Given problem: Determine the number of lines in the listing below where the string "this" occurs; answer with the number alone.

[Data records]
'''
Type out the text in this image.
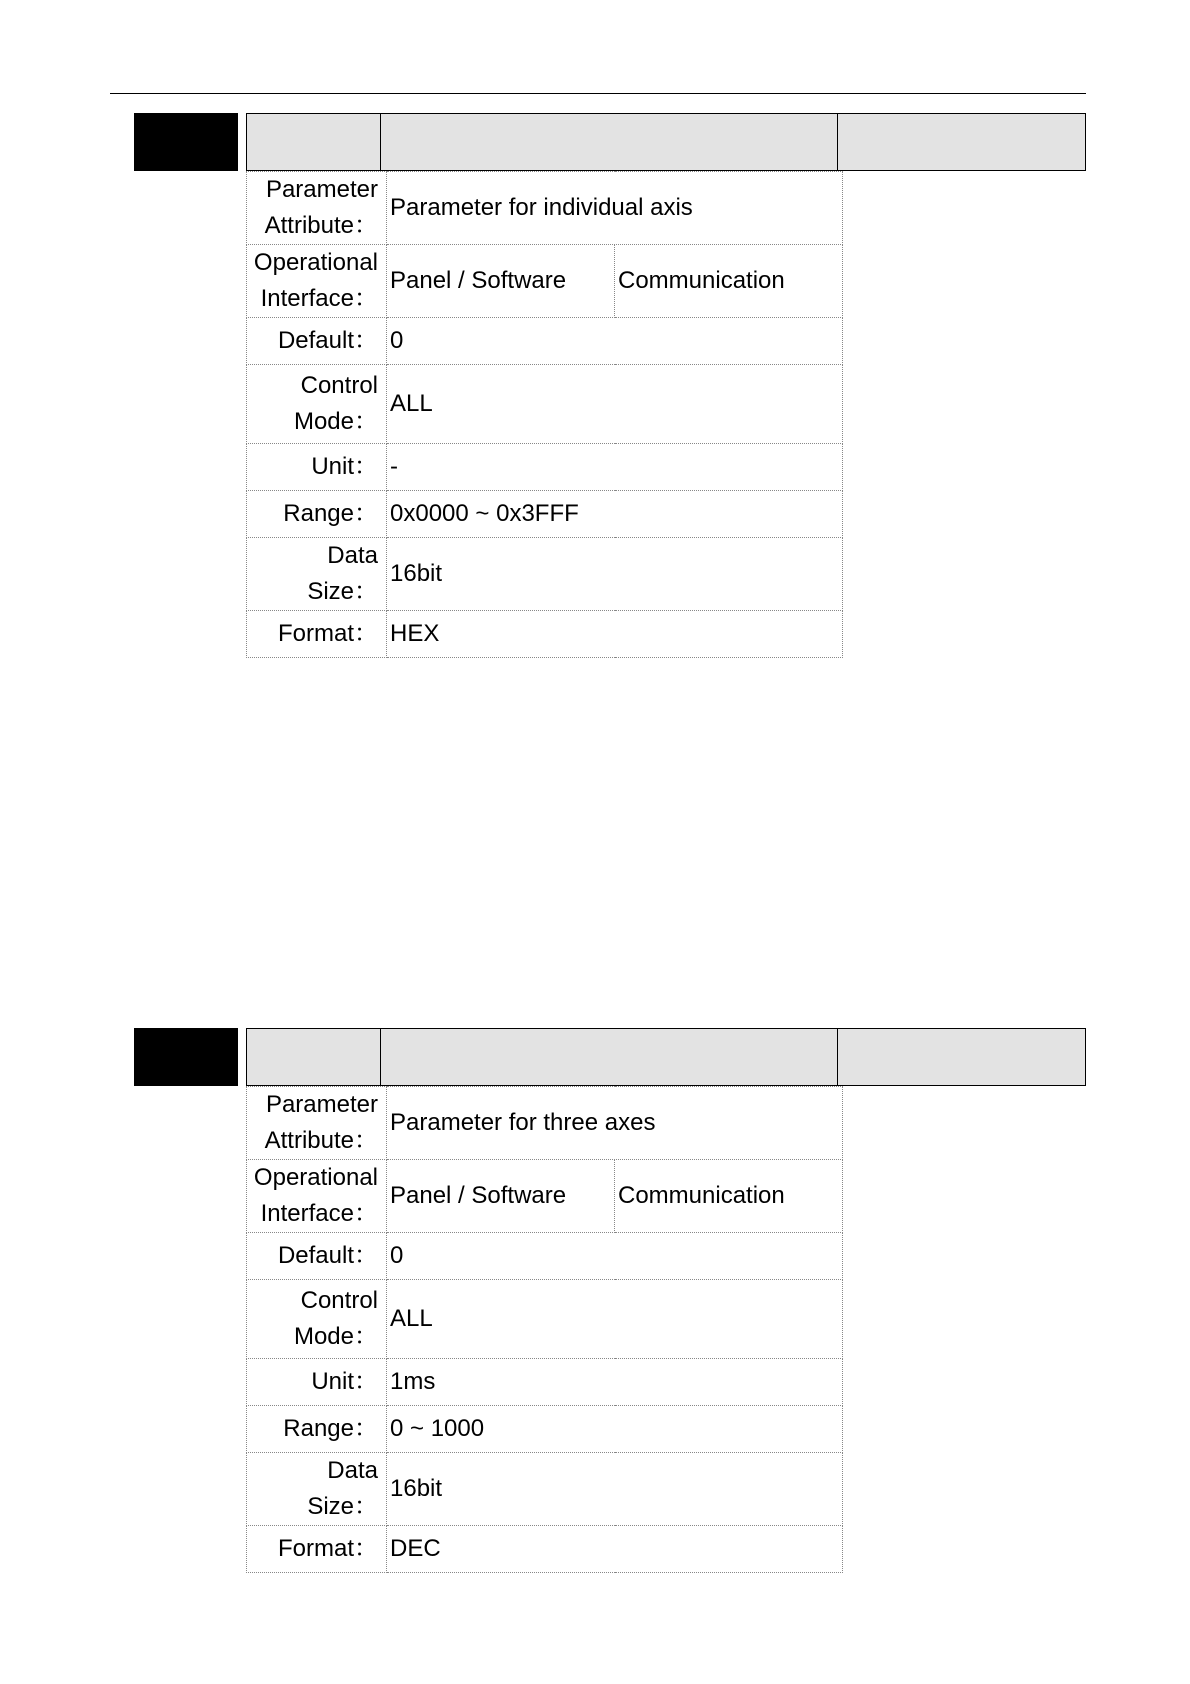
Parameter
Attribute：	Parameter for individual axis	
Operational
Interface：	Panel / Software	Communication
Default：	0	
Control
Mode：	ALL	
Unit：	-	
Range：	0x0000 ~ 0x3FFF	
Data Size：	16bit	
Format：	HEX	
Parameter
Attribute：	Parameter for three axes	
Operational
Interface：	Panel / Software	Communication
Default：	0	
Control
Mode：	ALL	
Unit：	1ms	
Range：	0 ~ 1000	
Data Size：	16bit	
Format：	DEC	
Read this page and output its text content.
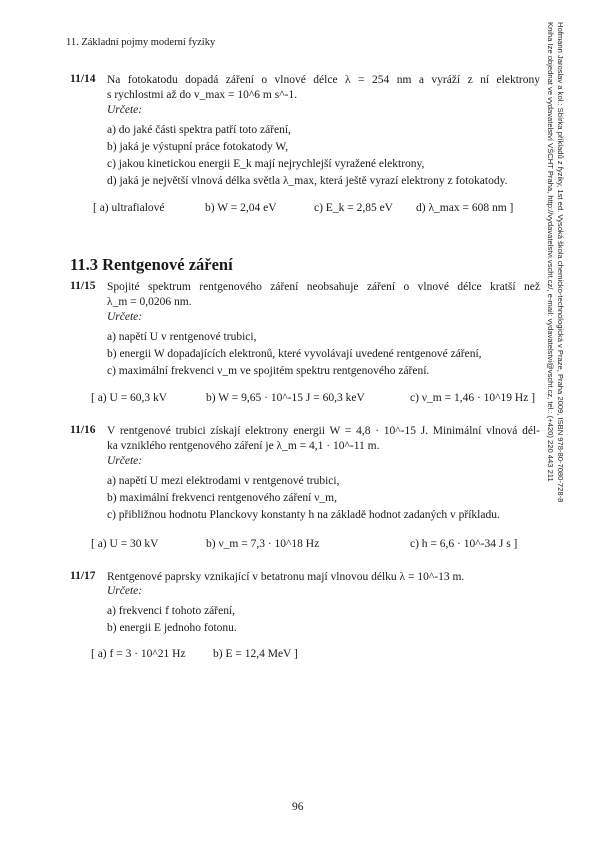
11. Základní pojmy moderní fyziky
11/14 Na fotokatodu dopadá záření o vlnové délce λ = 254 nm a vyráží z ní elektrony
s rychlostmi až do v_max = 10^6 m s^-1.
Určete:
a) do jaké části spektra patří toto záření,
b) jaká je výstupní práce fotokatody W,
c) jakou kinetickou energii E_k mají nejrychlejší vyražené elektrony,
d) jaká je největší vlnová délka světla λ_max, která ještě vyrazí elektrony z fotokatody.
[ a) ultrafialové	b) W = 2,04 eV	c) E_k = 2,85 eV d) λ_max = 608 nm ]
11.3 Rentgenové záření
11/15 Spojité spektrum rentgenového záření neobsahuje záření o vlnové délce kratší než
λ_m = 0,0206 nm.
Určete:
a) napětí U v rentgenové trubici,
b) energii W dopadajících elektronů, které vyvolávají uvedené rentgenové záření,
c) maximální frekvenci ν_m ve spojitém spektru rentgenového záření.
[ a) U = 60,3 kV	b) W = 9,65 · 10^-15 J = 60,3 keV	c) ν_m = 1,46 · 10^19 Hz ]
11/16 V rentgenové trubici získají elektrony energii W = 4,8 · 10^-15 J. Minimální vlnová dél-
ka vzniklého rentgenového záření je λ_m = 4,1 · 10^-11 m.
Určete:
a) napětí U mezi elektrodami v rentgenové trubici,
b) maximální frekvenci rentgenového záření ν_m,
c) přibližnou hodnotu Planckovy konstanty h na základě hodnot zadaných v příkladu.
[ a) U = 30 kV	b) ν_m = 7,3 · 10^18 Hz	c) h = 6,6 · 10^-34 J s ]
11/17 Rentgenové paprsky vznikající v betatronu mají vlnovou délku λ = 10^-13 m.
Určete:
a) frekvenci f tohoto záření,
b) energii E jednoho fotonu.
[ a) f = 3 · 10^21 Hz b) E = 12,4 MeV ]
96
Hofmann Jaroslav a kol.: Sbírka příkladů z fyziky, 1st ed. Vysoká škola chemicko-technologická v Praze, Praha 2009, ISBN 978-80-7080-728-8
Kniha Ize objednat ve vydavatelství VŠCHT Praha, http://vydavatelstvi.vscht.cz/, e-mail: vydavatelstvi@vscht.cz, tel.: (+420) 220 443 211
'''
The answer: 2